Tell me how many lines hold "subtitle", please, using only the number.

··········

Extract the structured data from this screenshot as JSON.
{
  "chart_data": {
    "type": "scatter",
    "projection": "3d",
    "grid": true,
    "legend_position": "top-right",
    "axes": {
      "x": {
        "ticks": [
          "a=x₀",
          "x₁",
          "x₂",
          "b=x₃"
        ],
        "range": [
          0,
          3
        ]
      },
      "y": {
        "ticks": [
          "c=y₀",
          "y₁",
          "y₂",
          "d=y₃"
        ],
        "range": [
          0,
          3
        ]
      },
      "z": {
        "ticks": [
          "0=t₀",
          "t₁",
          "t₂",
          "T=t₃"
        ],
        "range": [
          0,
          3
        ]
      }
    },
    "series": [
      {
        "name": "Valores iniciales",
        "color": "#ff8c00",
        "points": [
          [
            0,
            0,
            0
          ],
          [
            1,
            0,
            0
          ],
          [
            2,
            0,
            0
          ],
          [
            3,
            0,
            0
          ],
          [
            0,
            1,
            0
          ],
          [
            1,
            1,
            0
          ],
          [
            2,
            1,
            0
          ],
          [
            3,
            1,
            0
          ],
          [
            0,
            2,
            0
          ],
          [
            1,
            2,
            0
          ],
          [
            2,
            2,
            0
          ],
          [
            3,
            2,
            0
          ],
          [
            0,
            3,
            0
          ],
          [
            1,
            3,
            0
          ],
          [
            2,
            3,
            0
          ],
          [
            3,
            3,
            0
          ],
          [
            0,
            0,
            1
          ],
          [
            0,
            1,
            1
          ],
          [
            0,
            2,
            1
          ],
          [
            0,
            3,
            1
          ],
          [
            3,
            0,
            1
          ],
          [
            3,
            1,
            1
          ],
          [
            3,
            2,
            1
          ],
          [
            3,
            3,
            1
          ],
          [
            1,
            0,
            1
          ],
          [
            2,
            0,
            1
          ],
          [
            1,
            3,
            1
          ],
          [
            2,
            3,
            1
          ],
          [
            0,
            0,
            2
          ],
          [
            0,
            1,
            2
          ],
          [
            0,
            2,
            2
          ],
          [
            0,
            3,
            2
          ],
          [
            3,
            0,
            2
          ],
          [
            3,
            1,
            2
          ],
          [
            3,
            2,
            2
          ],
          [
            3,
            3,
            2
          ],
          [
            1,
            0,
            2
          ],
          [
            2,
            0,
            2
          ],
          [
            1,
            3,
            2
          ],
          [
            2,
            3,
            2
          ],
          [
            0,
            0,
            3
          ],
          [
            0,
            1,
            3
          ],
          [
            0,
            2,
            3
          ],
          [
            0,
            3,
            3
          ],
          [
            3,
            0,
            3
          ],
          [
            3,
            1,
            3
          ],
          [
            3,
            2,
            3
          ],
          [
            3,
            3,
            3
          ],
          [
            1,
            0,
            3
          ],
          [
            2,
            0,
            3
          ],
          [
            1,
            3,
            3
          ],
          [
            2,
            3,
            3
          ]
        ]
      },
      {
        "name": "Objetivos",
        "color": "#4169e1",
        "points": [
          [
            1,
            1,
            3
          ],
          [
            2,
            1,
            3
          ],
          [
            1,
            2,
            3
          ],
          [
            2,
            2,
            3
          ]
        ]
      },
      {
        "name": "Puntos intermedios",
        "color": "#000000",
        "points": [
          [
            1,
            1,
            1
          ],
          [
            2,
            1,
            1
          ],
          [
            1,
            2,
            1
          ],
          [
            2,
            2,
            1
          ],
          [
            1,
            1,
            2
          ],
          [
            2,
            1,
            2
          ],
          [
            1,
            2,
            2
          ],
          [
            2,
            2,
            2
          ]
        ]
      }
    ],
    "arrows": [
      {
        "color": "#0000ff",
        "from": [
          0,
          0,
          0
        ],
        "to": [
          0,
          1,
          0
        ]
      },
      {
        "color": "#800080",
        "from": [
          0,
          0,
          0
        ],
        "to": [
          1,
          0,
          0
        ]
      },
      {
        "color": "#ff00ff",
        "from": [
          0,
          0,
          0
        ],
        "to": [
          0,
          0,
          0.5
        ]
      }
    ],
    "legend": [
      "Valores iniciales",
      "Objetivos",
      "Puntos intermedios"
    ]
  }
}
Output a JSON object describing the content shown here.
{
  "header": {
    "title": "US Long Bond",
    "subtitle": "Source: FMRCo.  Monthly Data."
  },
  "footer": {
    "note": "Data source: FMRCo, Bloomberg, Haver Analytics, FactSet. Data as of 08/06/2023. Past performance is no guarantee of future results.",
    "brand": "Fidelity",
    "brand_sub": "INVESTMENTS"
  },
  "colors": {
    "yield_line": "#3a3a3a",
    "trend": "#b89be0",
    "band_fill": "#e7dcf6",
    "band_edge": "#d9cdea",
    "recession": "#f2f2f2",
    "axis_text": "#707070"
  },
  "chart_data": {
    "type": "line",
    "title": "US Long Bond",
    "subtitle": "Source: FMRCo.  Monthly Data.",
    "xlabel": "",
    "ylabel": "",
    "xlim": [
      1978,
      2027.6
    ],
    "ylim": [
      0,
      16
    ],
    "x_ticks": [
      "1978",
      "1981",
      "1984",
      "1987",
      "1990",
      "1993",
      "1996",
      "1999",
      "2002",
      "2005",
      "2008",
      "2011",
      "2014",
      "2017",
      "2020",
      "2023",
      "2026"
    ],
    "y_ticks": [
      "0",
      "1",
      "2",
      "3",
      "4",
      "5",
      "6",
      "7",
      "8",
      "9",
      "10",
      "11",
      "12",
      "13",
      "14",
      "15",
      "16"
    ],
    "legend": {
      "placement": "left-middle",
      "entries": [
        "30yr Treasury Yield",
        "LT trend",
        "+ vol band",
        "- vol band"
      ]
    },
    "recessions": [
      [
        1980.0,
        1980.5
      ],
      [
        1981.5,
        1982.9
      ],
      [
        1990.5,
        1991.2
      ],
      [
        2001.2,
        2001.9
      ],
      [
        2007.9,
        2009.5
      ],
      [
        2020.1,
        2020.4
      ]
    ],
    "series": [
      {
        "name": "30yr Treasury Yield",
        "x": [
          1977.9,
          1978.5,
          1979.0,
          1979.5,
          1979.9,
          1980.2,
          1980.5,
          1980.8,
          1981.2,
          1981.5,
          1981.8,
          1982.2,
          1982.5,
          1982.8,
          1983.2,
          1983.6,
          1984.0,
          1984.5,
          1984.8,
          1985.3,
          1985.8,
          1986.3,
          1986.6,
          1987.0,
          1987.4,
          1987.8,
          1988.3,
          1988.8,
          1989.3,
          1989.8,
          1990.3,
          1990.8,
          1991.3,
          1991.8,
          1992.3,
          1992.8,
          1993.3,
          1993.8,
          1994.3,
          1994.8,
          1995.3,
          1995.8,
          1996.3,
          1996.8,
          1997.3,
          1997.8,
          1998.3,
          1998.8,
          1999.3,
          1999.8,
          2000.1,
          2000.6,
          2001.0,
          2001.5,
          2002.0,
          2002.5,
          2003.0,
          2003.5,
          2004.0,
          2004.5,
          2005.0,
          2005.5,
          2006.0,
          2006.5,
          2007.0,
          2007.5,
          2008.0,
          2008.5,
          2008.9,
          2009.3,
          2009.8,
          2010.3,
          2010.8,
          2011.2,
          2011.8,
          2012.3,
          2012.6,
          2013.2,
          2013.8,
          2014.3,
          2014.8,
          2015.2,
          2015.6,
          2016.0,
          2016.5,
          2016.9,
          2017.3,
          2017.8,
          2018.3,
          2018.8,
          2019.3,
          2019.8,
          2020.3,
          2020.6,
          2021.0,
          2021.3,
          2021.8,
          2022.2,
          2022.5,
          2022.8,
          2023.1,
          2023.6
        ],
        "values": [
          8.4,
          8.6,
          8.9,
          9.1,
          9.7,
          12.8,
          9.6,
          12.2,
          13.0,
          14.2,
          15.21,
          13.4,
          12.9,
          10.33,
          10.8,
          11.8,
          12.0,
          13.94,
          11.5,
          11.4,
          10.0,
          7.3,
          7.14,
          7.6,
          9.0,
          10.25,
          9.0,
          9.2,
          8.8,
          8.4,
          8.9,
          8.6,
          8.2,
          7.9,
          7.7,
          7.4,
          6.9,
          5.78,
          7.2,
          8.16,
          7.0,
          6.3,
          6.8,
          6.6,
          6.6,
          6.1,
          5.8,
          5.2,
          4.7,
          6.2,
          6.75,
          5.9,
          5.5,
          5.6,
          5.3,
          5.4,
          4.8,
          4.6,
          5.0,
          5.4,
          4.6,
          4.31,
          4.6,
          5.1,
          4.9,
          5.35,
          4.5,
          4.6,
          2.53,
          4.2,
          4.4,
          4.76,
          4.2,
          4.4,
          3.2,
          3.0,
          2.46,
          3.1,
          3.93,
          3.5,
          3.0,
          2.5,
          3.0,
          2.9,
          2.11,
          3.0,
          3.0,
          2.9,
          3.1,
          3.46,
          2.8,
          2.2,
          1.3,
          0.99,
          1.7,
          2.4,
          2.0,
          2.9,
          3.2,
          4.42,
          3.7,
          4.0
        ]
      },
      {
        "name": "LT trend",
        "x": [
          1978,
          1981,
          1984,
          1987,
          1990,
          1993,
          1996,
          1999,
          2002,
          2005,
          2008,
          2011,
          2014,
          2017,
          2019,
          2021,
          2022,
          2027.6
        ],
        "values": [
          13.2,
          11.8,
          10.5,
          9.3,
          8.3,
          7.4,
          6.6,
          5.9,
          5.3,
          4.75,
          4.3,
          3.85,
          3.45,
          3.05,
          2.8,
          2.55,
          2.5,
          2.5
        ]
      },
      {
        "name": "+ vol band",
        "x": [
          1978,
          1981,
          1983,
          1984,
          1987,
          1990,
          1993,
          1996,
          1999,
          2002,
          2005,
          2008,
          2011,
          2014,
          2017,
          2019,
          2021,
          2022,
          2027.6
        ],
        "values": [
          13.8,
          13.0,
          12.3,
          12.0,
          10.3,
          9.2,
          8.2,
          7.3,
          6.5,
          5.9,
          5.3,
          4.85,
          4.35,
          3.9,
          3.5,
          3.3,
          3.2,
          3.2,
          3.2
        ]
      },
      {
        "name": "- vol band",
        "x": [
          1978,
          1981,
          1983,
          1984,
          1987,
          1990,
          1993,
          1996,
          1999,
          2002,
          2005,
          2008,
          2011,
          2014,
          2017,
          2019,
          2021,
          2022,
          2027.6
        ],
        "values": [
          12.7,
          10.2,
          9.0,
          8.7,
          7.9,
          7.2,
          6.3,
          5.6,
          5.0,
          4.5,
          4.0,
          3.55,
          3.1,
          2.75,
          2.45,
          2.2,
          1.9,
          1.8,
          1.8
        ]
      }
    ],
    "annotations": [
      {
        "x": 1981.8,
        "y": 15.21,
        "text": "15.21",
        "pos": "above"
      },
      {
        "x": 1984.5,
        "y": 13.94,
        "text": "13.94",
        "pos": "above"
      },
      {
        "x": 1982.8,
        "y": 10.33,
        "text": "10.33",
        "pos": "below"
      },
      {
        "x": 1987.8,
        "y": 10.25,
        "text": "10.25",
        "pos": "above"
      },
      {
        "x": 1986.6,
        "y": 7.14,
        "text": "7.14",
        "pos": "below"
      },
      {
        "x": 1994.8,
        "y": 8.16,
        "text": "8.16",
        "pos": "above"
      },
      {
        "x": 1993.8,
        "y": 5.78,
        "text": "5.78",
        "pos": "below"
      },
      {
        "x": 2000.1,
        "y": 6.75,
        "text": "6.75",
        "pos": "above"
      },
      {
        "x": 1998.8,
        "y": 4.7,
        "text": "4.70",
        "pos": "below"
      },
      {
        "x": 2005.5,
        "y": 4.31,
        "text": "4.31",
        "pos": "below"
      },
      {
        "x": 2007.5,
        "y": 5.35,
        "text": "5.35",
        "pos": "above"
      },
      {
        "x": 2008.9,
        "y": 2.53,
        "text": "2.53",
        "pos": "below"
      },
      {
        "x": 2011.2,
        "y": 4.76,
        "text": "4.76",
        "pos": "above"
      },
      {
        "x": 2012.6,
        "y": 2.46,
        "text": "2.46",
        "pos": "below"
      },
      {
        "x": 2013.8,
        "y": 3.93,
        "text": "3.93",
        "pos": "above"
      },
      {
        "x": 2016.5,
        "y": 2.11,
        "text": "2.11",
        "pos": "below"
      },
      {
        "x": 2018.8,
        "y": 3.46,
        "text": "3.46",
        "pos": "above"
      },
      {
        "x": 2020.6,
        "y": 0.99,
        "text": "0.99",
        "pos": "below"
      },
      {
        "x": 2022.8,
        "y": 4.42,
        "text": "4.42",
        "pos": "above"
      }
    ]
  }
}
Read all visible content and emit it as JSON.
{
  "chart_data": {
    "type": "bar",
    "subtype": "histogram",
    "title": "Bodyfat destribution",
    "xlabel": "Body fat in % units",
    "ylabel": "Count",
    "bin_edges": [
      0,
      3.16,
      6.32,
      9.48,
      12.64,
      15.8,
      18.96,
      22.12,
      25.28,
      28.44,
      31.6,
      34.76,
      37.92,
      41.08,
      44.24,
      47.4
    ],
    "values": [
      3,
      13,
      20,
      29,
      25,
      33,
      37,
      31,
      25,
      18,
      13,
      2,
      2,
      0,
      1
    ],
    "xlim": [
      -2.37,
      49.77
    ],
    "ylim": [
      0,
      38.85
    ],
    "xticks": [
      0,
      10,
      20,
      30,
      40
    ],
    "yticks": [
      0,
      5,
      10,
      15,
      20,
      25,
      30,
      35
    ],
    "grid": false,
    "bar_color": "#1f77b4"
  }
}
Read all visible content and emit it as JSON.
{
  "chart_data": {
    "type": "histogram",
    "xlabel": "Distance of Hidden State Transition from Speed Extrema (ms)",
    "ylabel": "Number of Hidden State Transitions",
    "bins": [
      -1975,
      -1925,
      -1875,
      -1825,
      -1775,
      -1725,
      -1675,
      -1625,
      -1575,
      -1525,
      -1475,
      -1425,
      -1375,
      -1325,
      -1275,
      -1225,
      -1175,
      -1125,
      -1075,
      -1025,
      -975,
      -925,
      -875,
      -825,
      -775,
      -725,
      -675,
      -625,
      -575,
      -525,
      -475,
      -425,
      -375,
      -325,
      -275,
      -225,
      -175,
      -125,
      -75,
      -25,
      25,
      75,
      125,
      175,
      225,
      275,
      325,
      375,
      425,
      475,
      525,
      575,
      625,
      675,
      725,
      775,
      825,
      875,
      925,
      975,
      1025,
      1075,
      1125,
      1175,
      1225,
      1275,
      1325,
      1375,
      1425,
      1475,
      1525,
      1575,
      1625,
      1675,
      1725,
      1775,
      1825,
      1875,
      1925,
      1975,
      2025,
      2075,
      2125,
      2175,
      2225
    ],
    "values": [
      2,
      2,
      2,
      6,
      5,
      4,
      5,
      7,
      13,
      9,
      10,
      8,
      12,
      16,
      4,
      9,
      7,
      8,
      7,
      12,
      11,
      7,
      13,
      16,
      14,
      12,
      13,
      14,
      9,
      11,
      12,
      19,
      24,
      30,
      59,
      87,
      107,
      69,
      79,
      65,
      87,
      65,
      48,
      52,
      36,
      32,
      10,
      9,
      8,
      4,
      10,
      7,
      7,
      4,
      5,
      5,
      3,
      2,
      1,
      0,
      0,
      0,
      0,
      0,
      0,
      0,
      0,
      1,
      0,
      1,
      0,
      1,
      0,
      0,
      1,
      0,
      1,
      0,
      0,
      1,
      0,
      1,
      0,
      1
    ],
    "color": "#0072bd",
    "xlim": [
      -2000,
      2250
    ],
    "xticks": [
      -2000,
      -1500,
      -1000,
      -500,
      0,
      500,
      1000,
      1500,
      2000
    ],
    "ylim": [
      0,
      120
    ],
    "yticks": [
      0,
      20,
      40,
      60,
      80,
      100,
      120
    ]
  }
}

··········

→ **Reply**
2